Exactly as written, transcribe each record below.

····················

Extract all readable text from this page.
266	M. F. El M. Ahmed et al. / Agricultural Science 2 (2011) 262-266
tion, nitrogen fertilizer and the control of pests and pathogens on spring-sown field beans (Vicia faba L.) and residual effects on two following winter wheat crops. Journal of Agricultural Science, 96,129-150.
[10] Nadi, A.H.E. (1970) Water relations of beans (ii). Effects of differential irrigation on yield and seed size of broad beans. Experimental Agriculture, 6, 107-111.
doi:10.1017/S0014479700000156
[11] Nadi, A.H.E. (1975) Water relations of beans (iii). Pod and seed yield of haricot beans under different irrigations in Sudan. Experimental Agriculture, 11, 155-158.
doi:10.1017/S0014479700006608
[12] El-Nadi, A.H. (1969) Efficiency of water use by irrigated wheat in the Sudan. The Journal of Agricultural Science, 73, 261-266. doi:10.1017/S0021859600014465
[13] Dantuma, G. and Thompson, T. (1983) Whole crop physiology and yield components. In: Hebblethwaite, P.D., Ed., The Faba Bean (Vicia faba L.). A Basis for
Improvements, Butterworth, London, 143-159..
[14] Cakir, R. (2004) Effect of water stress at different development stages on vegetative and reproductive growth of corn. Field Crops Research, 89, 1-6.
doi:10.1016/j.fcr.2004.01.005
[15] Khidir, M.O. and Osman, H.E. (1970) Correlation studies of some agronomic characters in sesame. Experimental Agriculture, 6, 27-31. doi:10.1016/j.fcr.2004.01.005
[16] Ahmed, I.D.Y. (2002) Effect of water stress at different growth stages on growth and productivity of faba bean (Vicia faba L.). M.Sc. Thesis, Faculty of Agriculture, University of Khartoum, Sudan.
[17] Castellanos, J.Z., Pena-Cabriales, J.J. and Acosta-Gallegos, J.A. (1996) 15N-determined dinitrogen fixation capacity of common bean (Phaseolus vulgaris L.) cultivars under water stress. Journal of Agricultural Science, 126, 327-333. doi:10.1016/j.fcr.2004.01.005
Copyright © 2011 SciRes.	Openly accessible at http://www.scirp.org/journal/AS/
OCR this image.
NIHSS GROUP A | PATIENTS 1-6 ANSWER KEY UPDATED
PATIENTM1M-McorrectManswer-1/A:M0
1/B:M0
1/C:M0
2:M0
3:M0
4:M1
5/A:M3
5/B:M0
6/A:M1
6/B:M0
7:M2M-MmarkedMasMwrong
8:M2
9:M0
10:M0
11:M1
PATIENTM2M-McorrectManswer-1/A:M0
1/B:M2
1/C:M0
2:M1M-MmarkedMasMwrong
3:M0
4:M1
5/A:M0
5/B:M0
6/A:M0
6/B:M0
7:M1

····················

# [Response to the exercise]
Extract all readable text from this page.
266	M. F. El M. Ahmed et al. / Agricultural Science 2 (2011) 262-266
tion, nitrogen fertilizer and the control of pests and pathogens on spring-sown field beans (Vicia faba L.) and residual effects on two following winter wheat crops. Journal of Agricultural Science, 96,129-150.
[10] Nadi, A.H.E. (1970) Water relations of beans (ii). Effects of differential irrigation on yield and seed size of broad beans. Experimental Agriculture, 6, 107-111.
doi:10.1017/S0014479700000156
[11] Nadi, A.H.E. (1975) Water relations of beans (iii). Pod and seed yield of haricot beans under different irrigations in Sudan. Experimental Agriculture, 11, 155-158.
doi:10.1017/S0014479700006608
[12] El-Nadi, A.H. (1969) Efficiency of water use by irrigated wheat in the Sudan. The Journal of Agricultural Science, 73, 261-266. doi:10.1017/S0021859600014465
[13] Dantuma, G. and Thompson, T. (1983) Whole crop physiology and yield components. In: Hebblethwaite, P.D., Ed., The Faba Bean (Vicia faba L.). A Basis for
Improvements, Butterworth, London, 143-159..
[14] Cakir, R. (2004) Effect of water stress at different development stages on vegetative and reproductive growth of corn. Field Crops Research, 89, 1-6.
doi:10.1016/j.fcr.2004.01.005
[15] Khidir, M.O. and Osman, H.E. (1970) Correlation studies of some agronomic characters in sesame. Experimental Agriculture, 6, 27-31. doi:10.1016/j.fcr.2004.01.005
[16] Ahmed, I.D.Y. (2002) Effect of water stress at different growth stages on growth and productivity of faba bean (Vicia faba L.). M.Sc. Thesis, Faculty of Agriculture, University of Khartoum, Sudan.
[17] Castellanos, J.Z., Pena-Cabriales, J.J. and Acosta-Gallegos, J.A. (1996) 15N-determined dinitrogen fixation capacity of common bean (Phaseolus vulgaris L.) cultivars under water stress. Journal of Agricultural Science, 126, 327-333. doi:10.1016/j.fcr.2004.01.005
Copyright © 2011 SciRes.	Openly accessible at http://www.scirp.org/journal/AS/
OCR this image.
NIHSS GROUP A | PATIENTS 1-6 ANSWER KEY UPDATED
PATIENTM1M-McorrectManswer-1/A:M0
1/B:M0
1/C:M0
2:M0
3:M0
4:M1
5/A:M3
5/B:M0
6/A:M1
6/B:M0
7:M2M-MmarkedMasMwrong
8:M2
9:M0
10:M0
11:M1
PATIENTM2M-McorrectManswer-1/A:M0
1/B:M2
1/C:M0
2:M1M-MmarkedMasMwrong
3:M0
4:M1
5/A:M0
5/B:M0
6/A:M0
6/B:M0
7:M1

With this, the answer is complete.